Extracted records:
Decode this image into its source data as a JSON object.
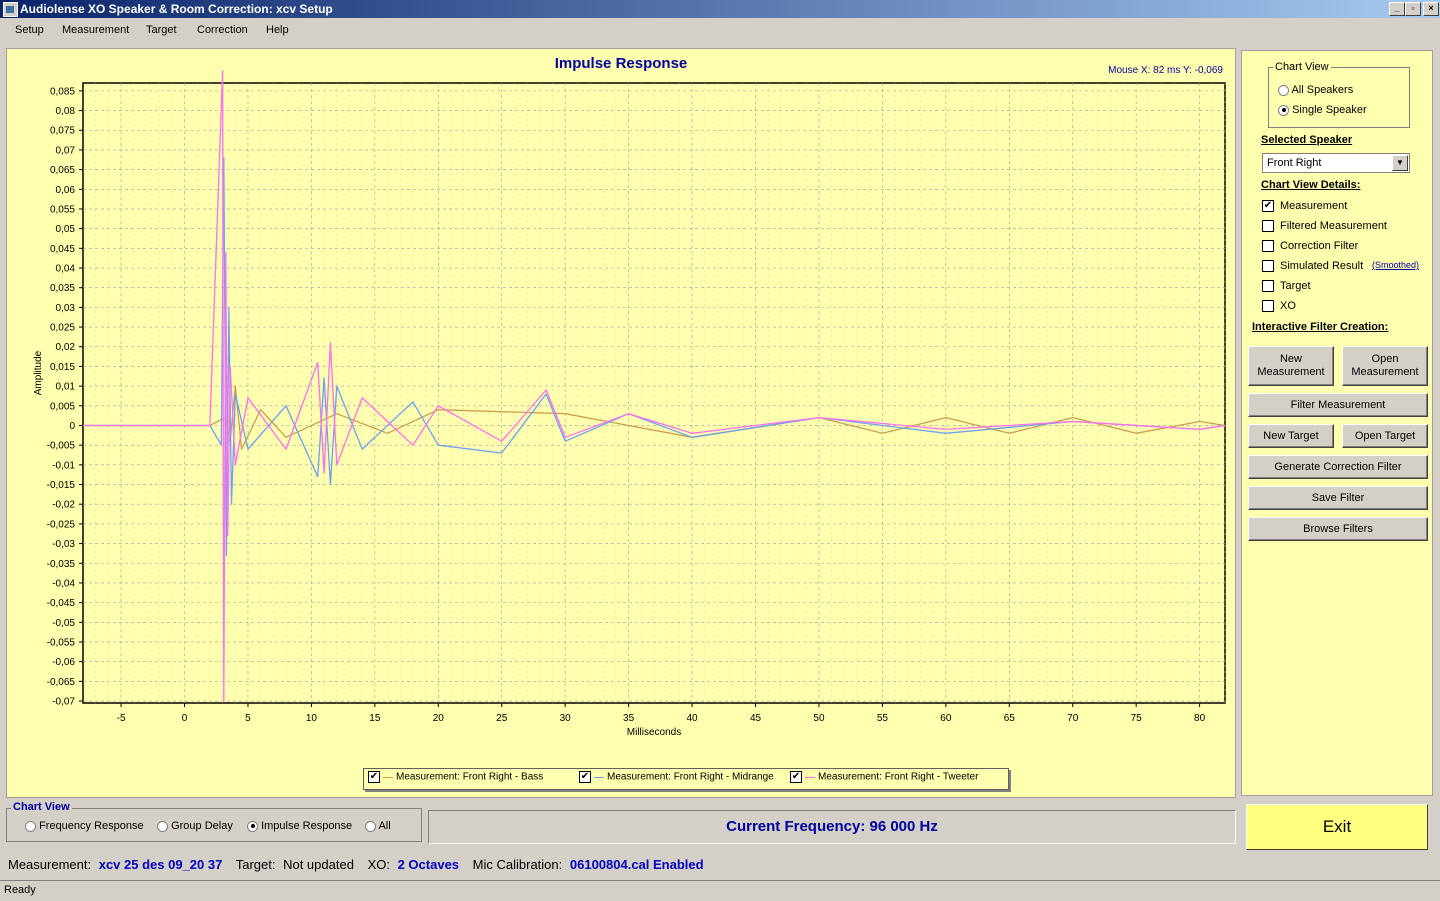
{
  "window": {
    "title": "Audiolense XO Speaker & Room Correction: xcv Setup"
  },
  "menu": {
    "items": [
      "Setup",
      "Measurement",
      "Target",
      "Correction",
      "Help"
    ]
  },
  "chart": {
    "title": "Impulse Response",
    "mouse_readout": "Mouse X: 82 ms   Y: -0,069"
  },
  "chart_data": {
    "type": "line",
    "title": "Impulse Response",
    "xlabel": "Milliseconds",
    "ylabel": "Amplitude",
    "xlim": [
      -8,
      82
    ],
    "ylim": [
      -0.07,
      0.085
    ],
    "grid": true,
    "xticks": [
      "-5",
      "0",
      "5",
      "10",
      "15",
      "20",
      "25",
      "30",
      "35",
      "40",
      "45",
      "50",
      "55",
      "60",
      "65",
      "70",
      "75",
      "80"
    ],
    "yticks": [
      "0,085",
      "0,08",
      "0,075",
      "0,07",
      "0,065",
      "0,06",
      "0,055",
      "0,05",
      "0,045",
      "0,04",
      "0,035",
      "0,03",
      "0,025",
      "0,02",
      "0,015",
      "0,01",
      "0,005",
      "0",
      "-0,005",
      "-0,01",
      "-0,015",
      "-0,02",
      "-0,025",
      "-0,03",
      "-0,035",
      "-0,04",
      "-0,045",
      "-0,05",
      "-0,055",
      "-0,06",
      "-0,065",
      "-0,07"
    ],
    "series": [
      {
        "name": "Measurement: Front Right - Bass",
        "color": "#c8a050",
        "x": [
          -8,
          2,
          3.2,
          3.6,
          4,
          4.5,
          6,
          8,
          12,
          16,
          20,
          30,
          40,
          50,
          55,
          60,
          65,
          70,
          75,
          80,
          82
        ],
        "y": [
          0,
          0,
          0.002,
          -0.004,
          0.01,
          -0.006,
          0.004,
          -0.003,
          0.003,
          -0.002,
          0.004,
          0.003,
          -0.003,
          0.002,
          -0.002,
          0.002,
          -0.002,
          0.002,
          -0.002,
          0.001,
          0
        ]
      },
      {
        "name": "Measurement: Front Right - Midrange",
        "color": "#70a0f0",
        "x": [
          -8,
          2,
          2.9,
          3.1,
          3.3,
          3.5,
          3.7,
          4,
          5,
          8,
          10.5,
          11,
          11.5,
          12,
          14,
          18,
          20,
          25,
          28.5,
          30,
          35,
          40,
          50,
          60,
          70,
          80,
          82
        ],
        "y": [
          0,
          0,
          -0.005,
          0.068,
          -0.033,
          0.03,
          -0.02,
          0.008,
          -0.006,
          0.005,
          -0.013,
          0.012,
          -0.015,
          0.01,
          -0.006,
          0.006,
          -0.005,
          -0.007,
          0.008,
          -0.004,
          0.003,
          -0.003,
          0.002,
          -0.002,
          0.001,
          -0.001,
          0
        ]
      },
      {
        "name": "Measurement: Front Right - Tweeter",
        "color": "#ff70f0",
        "x": [
          -8,
          2,
          3.0,
          3.1,
          3.25,
          3.4,
          3.6,
          4,
          5,
          8,
          10.5,
          11,
          11.5,
          12,
          14,
          18,
          20,
          25,
          28.5,
          30,
          35,
          40,
          50,
          60,
          70,
          80,
          82
        ],
        "y": [
          0,
          0,
          0.09,
          -0.07,
          0.044,
          -0.028,
          0.015,
          -0.01,
          0.007,
          -0.006,
          0.016,
          -0.012,
          0.021,
          -0.01,
          0.007,
          -0.005,
          0.005,
          -0.004,
          0.009,
          -0.003,
          0.003,
          -0.002,
          0.002,
          -0.001,
          0.001,
          -0.001,
          0
        ]
      }
    ]
  },
  "legend": {
    "items": [
      {
        "label": "Measurement: Front Right - Bass",
        "checked": "✔"
      },
      {
        "label": "Measurement: Front Right - Midrange",
        "checked": "✔"
      },
      {
        "label": "Measurement: Front Right - Tweeter",
        "checked": "✔"
      }
    ]
  },
  "right_panel": {
    "chart_view_label": "Chart View",
    "all_speakers": "All Speakers",
    "single_speaker": "Single Speaker",
    "selected_speaker_label": "Selected Speaker",
    "selected_speaker_value": "Front Right",
    "chart_view_details_label": "Chart View Details:",
    "details": [
      {
        "label": "Measurement",
        "checked": "✔"
      },
      {
        "label": "Filtered Measurement",
        "checked": ""
      },
      {
        "label": "Correction Filter",
        "checked": ""
      },
      {
        "label": "Simulated Result",
        "checked": ""
      },
      {
        "label": "Target",
        "checked": ""
      },
      {
        "label": "XO",
        "checked": ""
      }
    ],
    "smoothed_link": "(Smoothed)",
    "interactive_label": "Interactive Filter Creation:",
    "buttons": {
      "new_measurement": "New Measurement",
      "open_measurement": "Open Measurement",
      "filter_measurement": "Filter Measurement",
      "new_target": "New Target",
      "open_target": "Open Target",
      "generate_correction_filter": "Generate Correction Filter",
      "save_filter": "Save Filter",
      "browse_filters": "Browse Filters"
    }
  },
  "bottom": {
    "chart_view_label": "Chart View",
    "options": [
      "Frequency Response",
      "Group Delay",
      "Impulse Response",
      "All"
    ],
    "current_frequency": "Current Frequency: 96 000 Hz",
    "exit_label": "Exit"
  },
  "status_info": {
    "measurement_label": "Measurement:",
    "measurement_value": "xcv 25 des 09_20 37",
    "target_label": "Target:",
    "target_value": "Not updated",
    "xo_label": "XO:",
    "xo_value": "2 Octaves",
    "mic_label": "Mic Calibration:",
    "mic_value": "06100804.cal Enabled"
  },
  "status_bar": {
    "text": "Ready"
  }
}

> **GOAL OF THE EXERCISE**: Gather every line from the entries above where the word "Midrange" appears, and copy them.

> **COMPLETE RESPONSE**:
        "name": "Measurement: Front Right - Midrange",
        "label": "Measurement: Front Right - Midrange",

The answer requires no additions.